> _Problem_
Reproduce the records below in full and exactly, without their images.

> _Extracted data_
+ + + + +

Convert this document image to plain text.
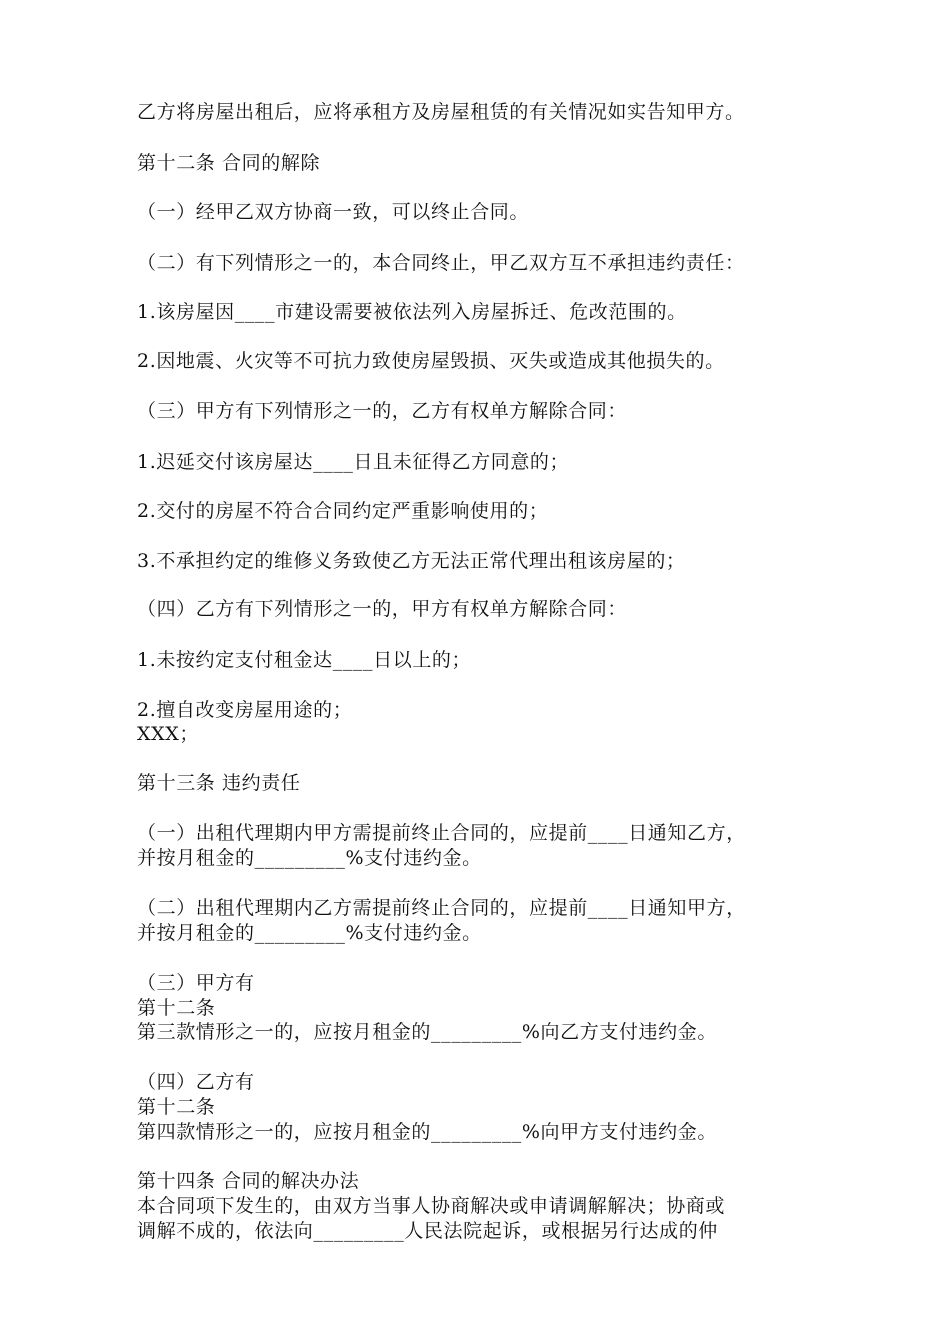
乙方将房屋出租后，应将承租方及房屋租赁的有关情况如实告知甲方。
第十二条 合同的解除
（一）经甲乙双方协商一致，可以终止合同。
（二）有下列情形之一的，本合同终止，甲乙双方互不承担违约责任：
1.该房屋因____市建设需要被依法列入房屋拆迁、危改范围的。
2.因地震、火灾等不可抗力致使房屋毁损、灭失或造成其他损失的。
（三）甲方有下列情形之一的，乙方有权单方解除合同：
1.迟延交付该房屋达____日且未征得乙方同意的；
2.交付的房屋不符合合同约定严重影响使用的；
3.不承担约定的维修义务致使乙方无法正常代理出租该房屋的；
（四）乙方有下列情形之一的，甲方有权单方解除合同：
1.未按约定支付租金达____日以上的；
2.擅自改变房屋用途的；
XXX；
第十三条 违约责任
（一）出租代理期内甲方需提前终止合同的，应提前____日通知乙方，
并按月租金的_________%支付违约金。
（二）出租代理期内乙方需提前终止合同的，应提前____日通知甲方，
并按月租金的_________%支付违约金。
（三）甲方有
第十二条
第三款情形之一的，应按月租金的_________%向乙方支付违约金。
（四）乙方有
第十二条
第四款情形之一的，应按月租金的_________%向甲方支付违约金。
第十四条 合同的解决办法
本合同项下发生的，由双方当事人协商解决或申请调解解决；协商或
调解不成的，依法向_________人民法院起诉，或根据另行达成的仲
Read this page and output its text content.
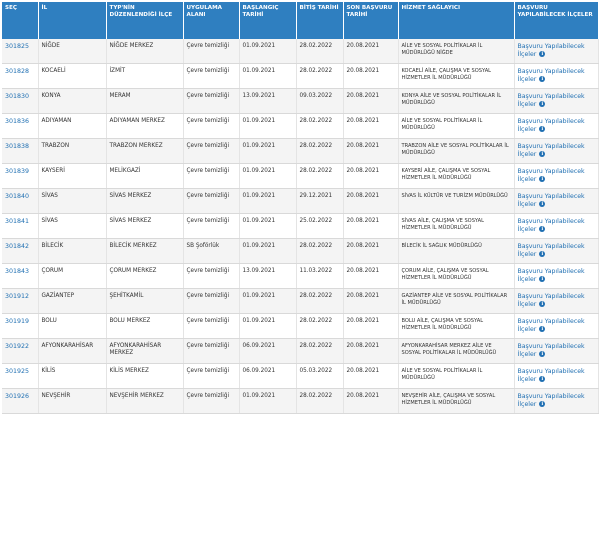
SEÇ	İL	TYP'NİN DÜZENLENDİĞİ İLÇE	UYGULAMA ALANI	BAŞLANGIÇ TARİHİ	BİTİŞ TARİHİ	SON BAŞVURU TARİHİ	HİZMET SAĞLAYICI	BAŞVURU YAPILABİLECEK İLÇELER
301825	NİĞDE	NİĞDE MERKEZ	Çevre temizliği	01.09.2021	28.02.2022	20.08.2021	AİLE VE SOSYAL POLİTİKALAR İL MÜDÜRLÜĞÜ NİĞDE	Başvuru Yapılabilecek İlçeler i
301828	KOCAELİ	İZMİT	Çevre temizliği	01.09.2021	28.02.2022	20.08.2021	KOCAELİ AİLE, ÇALIŞMA VE SOSYAL HİZMETLER İL MÜDÜRLÜĞÜ	Başvuru Yapılabilecek İlçeler i
301830	KONYA	MERAM	Çevre temizliği	13.09.2021	09.03.2022	20.08.2021	KONYA AİLE VE SOSYAL POLİTİKALAR İL MÜDÜRLÜĞÜ	Başvuru Yapılabilecek İlçeler i
301836	ADIYAMAN	ADIYAMAN MERKEZ	Çevre temizliği	01.09.2021	28.02.2022	20.08.2021	AİLE VE SOSYAL POLİTİKALAR İL MÜDÜRLÜĞÜ	Başvuru Yapılabilecek İlçeler i
301838	TRABZON	TRABZON MERKEZ	Çevre temizliği	01.09.2021	28.02.2022	20.08.2021	TRABZON AİLE VE SOSYAL POLİTİKALAR İL MÜDÜRLÜĞÜ	Başvuru Yapılabilecek İlçeler i
301839	KAYSERİ	MELİKGAZİ	Çevre temizliği	01.09.2021	28.02.2022	20.08.2021	KAYSERİ AİLE, ÇALIŞMA VE SOSYAL HİZMETLER İL MÜDÜRLÜĞÜ	Başvuru Yapılabilecek İlçeler i
301840	SİVAS	SİVAS MERKEZ	Çevre temizliği	01.09.2021	29.12.2021	20.08.2021	SİVAS İL KÜLTÜR VE TURİZM MÜDÜRLÜĞÜ	Başvuru Yapılabilecek İlçeler i
301841	SİVAS	SİVAS MERKEZ	Çevre temizliği	01.09.2021	25.02.2022	20.08.2021	SİVAS AİLE, ÇALIŞMA VE SOSYAL HİZMETLER İL MÜDÜRLÜĞÜ	Başvuru Yapılabilecek İlçeler i
301842	BİLECİK	BİLECİK MERKEZ	SB Şoförlük	01.09.2021	28.02.2022	20.08.2021	BİLECİK İL SAĞLIK MÜDÜRLÜĞÜ	Başvuru Yapılabilecek İlçeler i
301843	ÇORUM	ÇORUM MERKEZ	Çevre temizliği	13.09.2021	11.03.2022	20.08.2021	ÇORUM AİLE, ÇALIŞMA VE SOSYAL HİZMETLER İL MÜDÜRLÜĞÜ	Başvuru Yapılabilecek İlçeler i
301912	GAZİANTEP	ŞEHİTKAMİL	Çevre temizliği	01.09.2021	28.02.2022	20.08.2021	GAZİANTEP AİLE VE SOSYAL POLİTİKALAR İL MÜDÜRLÜĞÜ	Başvuru Yapılabilecek İlçeler i
301919	BOLU	BOLU MERKEZ	Çevre temizliği	01.09.2021	28.02.2022	20.08.2021	BOLU AİLE, ÇALIŞMA VE SOSYAL HİZMETLER İL MÜDÜRLÜĞÜ	Başvuru Yapılabilecek İlçeler i
301922	AFYONKARAHİSAR	AFYONKARAHİSAR MERKEZ	Çevre temizliği	06.09.2021	28.02.2022	20.08.2021	AFYONKARAHİSAR MERKEZ AİLE VE SOSYAL POLİTİKALAR İL MÜDÜRLÜĞÜ	Başvuru Yapılabilecek İlçeler i
301925	KİLİS	KİLİS MERKEZ	Çevre temizliği	06.09.2021	05.03.2022	20.08.2021	AİLE VE SOSYAL POLİTİKALAR İL MÜDÜRLÜĞÜ	Başvuru Yapılabilecek İlçeler i
301926	NEVŞEHİR	NEVŞEHİR MERKEZ	Çevre temizliği	01.09.2021	28.02.2022	20.08.2021	NEVŞEHİR AİLE, ÇALIŞMA VE SOSYAL HİZMETLER İL MÜDÜRLÜĞÜ	Başvuru Yapılabilecek İlçeler i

+ + + + +

> _The output_
Convert this document image to plain text.
乙方将房屋出租后，应将承租方及房屋租赁的有关情况如实告知甲方。
第十二条 合同的解除
（一）经甲乙双方协商一致，可以终止合同。
（二）有下列情形之一的，本合同终止，甲乙双方互不承担违约责任：
1.该房屋因____市建设需要被依法列入房屋拆迁、危改范围的。
2.因地震、火灾等不可抗力致使房屋毁损、灭失或造成其他损失的。
（三）甲方有下列情形之一的，乙方有权单方解除合同：
1.迟延交付该房屋达____日且未征得乙方同意的；
2.交付的房屋不符合合同约定严重影响使用的；
3.不承担约定的维修义务致使乙方无法正常代理出租该房屋的；
（四）乙方有下列情形之一的，甲方有权单方解除合同：
1.未按约定支付租金达____日以上的；
2.擅自改变房屋用途的；
XXX；
第十三条 违约责任
（一）出租代理期内甲方需提前终止合同的，应提前____日通知乙方，
并按月租金的_________%支付违约金。
（二）出租代理期内乙方需提前终止合同的，应提前____日通知甲方，
并按月租金的_________%支付违约金。
（三）甲方有
第十二条
第三款情形之一的，应按月租金的_________%向乙方支付违约金。
（四）乙方有
第十二条
第四款情形之一的，应按月租金的_________%向甲方支付违约金。
第十四条 合同的解决办法
本合同项下发生的，由双方当事人协商解决或申请调解解决；协商或
调解不成的，依法向_________人民法院起诉，或根据另行达成的仲
Read this page and output its text content.
SEÇ	İL	TYP'NİN DÜZENLENDİĞİ İLÇE	UYGULAMA ALANI	BAŞLANGIÇ TARİHİ	BİTİŞ TARİHİ	SON BAŞVURU TARİHİ	HİZMET SAĞLAYICI	BAŞVURU YAPILABİLECEK İLÇELER
301825	NİĞDE	NİĞDE MERKEZ	Çevre temizliği	01.09.2021	28.02.2022	20.08.2021	AİLE VE SOSYAL POLİTİKALAR İL MÜDÜRLÜĞÜ NİĞDE	Başvuru Yapılabilecek İlçeler i
301828	KOCAELİ	İZMİT	Çevre temizliği	01.09.2021	28.02.2022	20.08.2021	KOCAELİ AİLE, ÇALIŞMA VE SOSYAL HİZMETLER İL MÜDÜRLÜĞÜ	Başvuru Yapılabilecek İlçeler i
301830	KONYA	MERAM	Çevre temizliği	13.09.2021	09.03.2022	20.08.2021	KONYA AİLE VE SOSYAL POLİTİKALAR İL MÜDÜRLÜĞÜ	Başvuru Yapılabilecek İlçeler i
301836	ADIYAMAN	ADIYAMAN MERKEZ	Çevre temizliği	01.09.2021	28.02.2022	20.08.2021	AİLE VE SOSYAL POLİTİKALAR İL MÜDÜRLÜĞÜ	Başvuru Yapılabilecek İlçeler i
301838	TRABZON	TRABZON MERKEZ	Çevre temizliği	01.09.2021	28.02.2022	20.08.2021	TRABZON AİLE VE SOSYAL POLİTİKALAR İL MÜDÜRLÜĞÜ	Başvuru Yapılabilecek İlçeler i
301839	KAYSERİ	MELİKGAZİ	Çevre temizliği	01.09.2021	28.02.2022	20.08.2021	KAYSERİ AİLE, ÇALIŞMA VE SOSYAL HİZMETLER İL MÜDÜRLÜĞÜ	Başvuru Yapılabilecek İlçeler i
301840	SİVAS	SİVAS MERKEZ	Çevre temizliği	01.09.2021	29.12.2021	20.08.2021	SİVAS İL KÜLTÜR VE TURİZM MÜDÜRLÜĞÜ	Başvuru Yapılabilecek İlçeler i
301841	SİVAS	SİVAS MERKEZ	Çevre temizliği	01.09.2021	25.02.2022	20.08.2021	SİVAS AİLE, ÇALIŞMA VE SOSYAL HİZMETLER İL MÜDÜRLÜĞÜ	Başvuru Yapılabilecek İlçeler i
301842	BİLECİK	BİLECİK MERKEZ	SB Şoförlük	01.09.2021	28.02.2022	20.08.2021	BİLECİK İL SAĞLIK MÜDÜRLÜĞÜ	Başvuru Yapılabilecek İlçeler i
301843	ÇORUM	ÇORUM MERKEZ	Çevre temizliği	13.09.2021	11.03.2022	20.08.2021	ÇORUM AİLE, ÇALIŞMA VE SOSYAL HİZMETLER İL MÜDÜRLÜĞÜ	Başvuru Yapılabilecek İlçeler i
301912	GAZİANTEP	ŞEHİTKAMİL	Çevre temizliği	01.09.2021	28.02.2022	20.08.2021	GAZİANTEP AİLE VE SOSYAL POLİTİKALAR İL MÜDÜRLÜĞÜ	Başvuru Yapılabilecek İlçeler i
301919	BOLU	BOLU MERKEZ	Çevre temizliği	01.09.2021	28.02.2022	20.08.2021	BOLU AİLE, ÇALIŞMA VE SOSYAL HİZMETLER İL MÜDÜRLÜĞÜ	Başvuru Yapılabilecek İlçeler i
301922	AFYONKARAHİSAR	AFYONKARAHİSAR MERKEZ	Çevre temizliği	06.09.2021	28.02.2022	20.08.2021	AFYONKARAHİSAR MERKEZ AİLE VE SOSYAL POLİTİKALAR İL MÜDÜRLÜĞÜ	Başvuru Yapılabilecek İlçeler i
301925	KİLİS	KİLİS MERKEZ	Çevre temizliği	06.09.2021	05.03.2022	20.08.2021	AİLE VE SOSYAL POLİTİKALAR İL MÜDÜRLÜĞÜ	Başvuru Yapılabilecek İlçeler i
301926	NEVŞEHİR	NEVŞEHİR MERKEZ	Çevre temizliği	01.09.2021	28.02.2022	20.08.2021	NEVŞEHİR AİLE, ÇALIŞMA VE SOSYAL HİZMETLER İL MÜDÜRLÜĞÜ	Başvuru Yapılabilecek İlçeler i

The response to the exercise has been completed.